[SHORT EXERCISE]: Copy out all lines that carry the word "JSON".
-- Begin DATA EXTRACT --
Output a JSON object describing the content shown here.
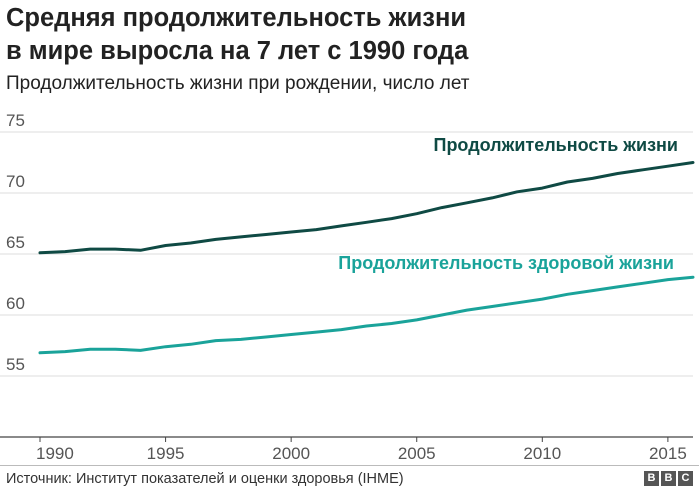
{
  "header": {
    "title_line1": "Средняя продолжительность жизни",
    "title_line2": "в мире выросла на 7 лет с 1990 года",
    "subtitle": "Продолжительность жизни при рождении, число лет"
  },
  "footer": {
    "source": "Источник: Институт показателей и оценки здоровья (IHME)",
    "logo": [
      "B",
      "B",
      "C"
    ]
  },
  "colors": {
    "life_expectancy": "#0f4a44",
    "healthy_life_expectancy": "#1aa39a",
    "grid": "#dcdcdc"
  },
  "chart_data": {
    "type": "line",
    "x": [
      1990,
      1991,
      1992,
      1993,
      1994,
      1995,
      1996,
      1997,
      1998,
      1999,
      2000,
      2001,
      2002,
      2003,
      2004,
      2005,
      2006,
      2007,
      2008,
      2009,
      2010,
      2011,
      2012,
      2013,
      2014,
      2015,
      2016
    ],
    "series": [
      {
        "name": "Продолжительность жизни",
        "color": "#0f4a44",
        "values": [
          65.1,
          65.2,
          65.4,
          65.4,
          65.3,
          65.7,
          65.9,
          66.2,
          66.4,
          66.6,
          66.8,
          67.0,
          67.3,
          67.6,
          67.9,
          68.3,
          68.8,
          69.2,
          69.6,
          70.1,
          70.4,
          70.9,
          71.2,
          71.6,
          71.9,
          72.2,
          72.5
        ]
      },
      {
        "name": "Продолжительность здоровой жизни",
        "color": "#1aa39a",
        "values": [
          56.9,
          57.0,
          57.2,
          57.2,
          57.1,
          57.4,
          57.6,
          57.9,
          58.0,
          58.2,
          58.4,
          58.6,
          58.8,
          59.1,
          59.3,
          59.6,
          60.0,
          60.4,
          60.7,
          61.0,
          61.3,
          61.7,
          62.0,
          62.3,
          62.6,
          62.9,
          63.1
        ]
      }
    ],
    "ylim": [
      50,
      75
    ],
    "xlim": [
      1990,
      2016
    ],
    "yticks": [
      55,
      60,
      65,
      70,
      75
    ],
    "xticks": [
      1990,
      1995,
      2000,
      2005,
      2010,
      2015
    ],
    "grid": true,
    "xlabel": "",
    "ylabel": ""
  }
}
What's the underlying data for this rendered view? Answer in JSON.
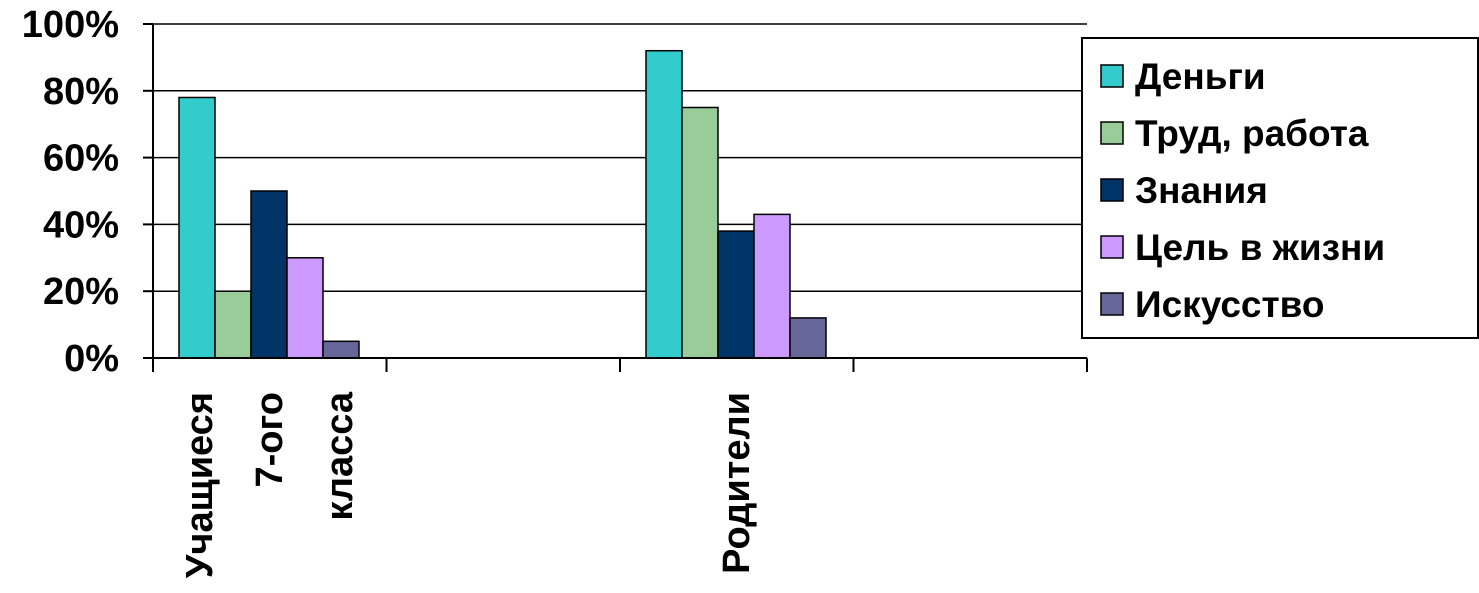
{
  "chart_data": {
    "type": "bar",
    "categories": [
      [
        "Учащиеся",
        "7-ого",
        "класса"
      ],
      [
        "Родители"
      ]
    ],
    "y_ticks": [
      "0%",
      "20%",
      "40%",
      "60%",
      "80%",
      "100%"
    ],
    "ylim": [
      0,
      100
    ],
    "grid": true,
    "legend_position": "right",
    "series": [
      {
        "name": "Деньги",
        "color": "#33CCCC",
        "values": [
          78,
          92
        ]
      },
      {
        "name": "Труд, работа",
        "color": "#99CC99",
        "values": [
          20,
          75
        ]
      },
      {
        "name": "Знания",
        "color": "#003366",
        "values": [
          50,
          38
        ]
      },
      {
        "name": "Цель в жизни",
        "color": "#CC99FF",
        "values": [
          30,
          43
        ]
      },
      {
        "name": "Искусство",
        "color": "#666699",
        "values": [
          5,
          12
        ]
      }
    ]
  }
}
-- End DATA EXTRACT --
[FINISHED TASK]:
Output a JSON object describing the content shown here.
What's the underlying data for this rendered view? Answer in JSON.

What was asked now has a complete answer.